>> begin INFORMATION GIVEN

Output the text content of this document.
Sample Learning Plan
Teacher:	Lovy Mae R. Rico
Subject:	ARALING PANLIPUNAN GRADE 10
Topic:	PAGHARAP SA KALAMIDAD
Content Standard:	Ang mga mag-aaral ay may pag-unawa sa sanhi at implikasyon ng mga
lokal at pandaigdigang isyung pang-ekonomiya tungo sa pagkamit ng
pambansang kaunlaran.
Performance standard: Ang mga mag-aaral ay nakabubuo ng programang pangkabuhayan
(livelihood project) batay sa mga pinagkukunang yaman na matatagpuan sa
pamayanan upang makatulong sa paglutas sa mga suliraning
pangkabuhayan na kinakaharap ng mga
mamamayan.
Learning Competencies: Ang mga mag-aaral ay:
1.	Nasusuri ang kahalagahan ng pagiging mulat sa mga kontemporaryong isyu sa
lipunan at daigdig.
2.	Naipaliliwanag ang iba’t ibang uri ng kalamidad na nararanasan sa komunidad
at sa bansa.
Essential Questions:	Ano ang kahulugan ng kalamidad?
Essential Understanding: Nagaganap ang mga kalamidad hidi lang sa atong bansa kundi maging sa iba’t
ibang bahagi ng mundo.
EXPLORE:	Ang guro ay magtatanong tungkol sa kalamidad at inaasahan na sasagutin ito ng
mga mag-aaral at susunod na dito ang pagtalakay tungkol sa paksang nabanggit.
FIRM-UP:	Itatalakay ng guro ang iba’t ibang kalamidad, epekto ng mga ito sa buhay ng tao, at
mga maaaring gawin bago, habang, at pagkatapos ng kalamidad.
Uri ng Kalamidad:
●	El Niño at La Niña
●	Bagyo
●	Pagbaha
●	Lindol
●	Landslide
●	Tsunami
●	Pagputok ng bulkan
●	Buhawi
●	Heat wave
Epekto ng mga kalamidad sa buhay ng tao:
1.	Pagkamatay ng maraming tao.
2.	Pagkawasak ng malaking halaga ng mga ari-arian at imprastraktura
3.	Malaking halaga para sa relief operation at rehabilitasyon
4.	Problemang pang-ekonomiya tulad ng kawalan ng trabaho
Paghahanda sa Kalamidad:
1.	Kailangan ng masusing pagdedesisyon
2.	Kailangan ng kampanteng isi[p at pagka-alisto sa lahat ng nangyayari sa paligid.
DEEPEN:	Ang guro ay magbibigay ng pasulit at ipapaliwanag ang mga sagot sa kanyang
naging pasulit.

>> end INFORMATION GIVEN

# WRITTEN INSTRUCTION:
Every line of the data above should be copied exactly.

# RESULT OF THIS EXERCISE:
Output the text content of this document.
Sample Learning Plan
Teacher:	Lovy Mae R. Rico
Subject:	ARALING PANLIPUNAN GRADE 10
Topic:	PAGHARAP SA KALAMIDAD
Content Standard:	Ang mga mag-aaral ay may pag-unawa sa sanhi at implikasyon ng mga
lokal at pandaigdigang isyung pang-ekonomiya tungo sa pagkamit ng
pambansang kaunlaran.
Performance standard: Ang mga mag-aaral ay nakabubuo ng programang pangkabuhayan
(livelihood project) batay sa mga pinagkukunang yaman na matatagpuan sa
pamayanan upang makatulong sa paglutas sa mga suliraning
pangkabuhayan na kinakaharap ng mga
mamamayan.
Learning Competencies: Ang mga mag-aaral ay:
1.	Nasusuri ang kahalagahan ng pagiging mulat sa mga kontemporaryong isyu sa
lipunan at daigdig.
2.	Naipaliliwanag ang iba’t ibang uri ng kalamidad na nararanasan sa komunidad
at sa bansa.
Essential Questions:	Ano ang kahulugan ng kalamidad?
Essential Understanding: Nagaganap ang mga kalamidad hidi lang sa atong bansa kundi maging sa iba’t
ibang bahagi ng mundo.
EXPLORE:	Ang guro ay magtatanong tungkol sa kalamidad at inaasahan na sasagutin ito ng
mga mag-aaral at susunod na dito ang pagtalakay tungkol sa paksang nabanggit.
FIRM-UP:	Itatalakay ng guro ang iba’t ibang kalamidad, epekto ng mga ito sa buhay ng tao, at
mga maaaring gawin bago, habang, at pagkatapos ng kalamidad.
Uri ng Kalamidad:
●	El Niño at La Niña
●	Bagyo
●	Pagbaha
●	Lindol
●	Landslide
●	Tsunami
●	Pagputok ng bulkan
●	Buhawi
●	Heat wave
Epekto ng mga kalamidad sa buhay ng tao:
1.	Pagkamatay ng maraming tao.
2.	Pagkawasak ng malaking halaga ng mga ari-arian at imprastraktura
3.	Malaking halaga para sa relief operation at rehabilitasyon
4.	Problemang pang-ekonomiya tulad ng kawalan ng trabaho
Paghahanda sa Kalamidad:
1.	Kailangan ng masusing pagdedesisyon
2.	Kailangan ng kampanteng isi[p at pagka-alisto sa lahat ng nangyayari sa paligid.
DEEPEN:	Ang guro ay magbibigay ng pasulit at ipapaliwanag ang mga sagot sa kanyang
naging pasulit.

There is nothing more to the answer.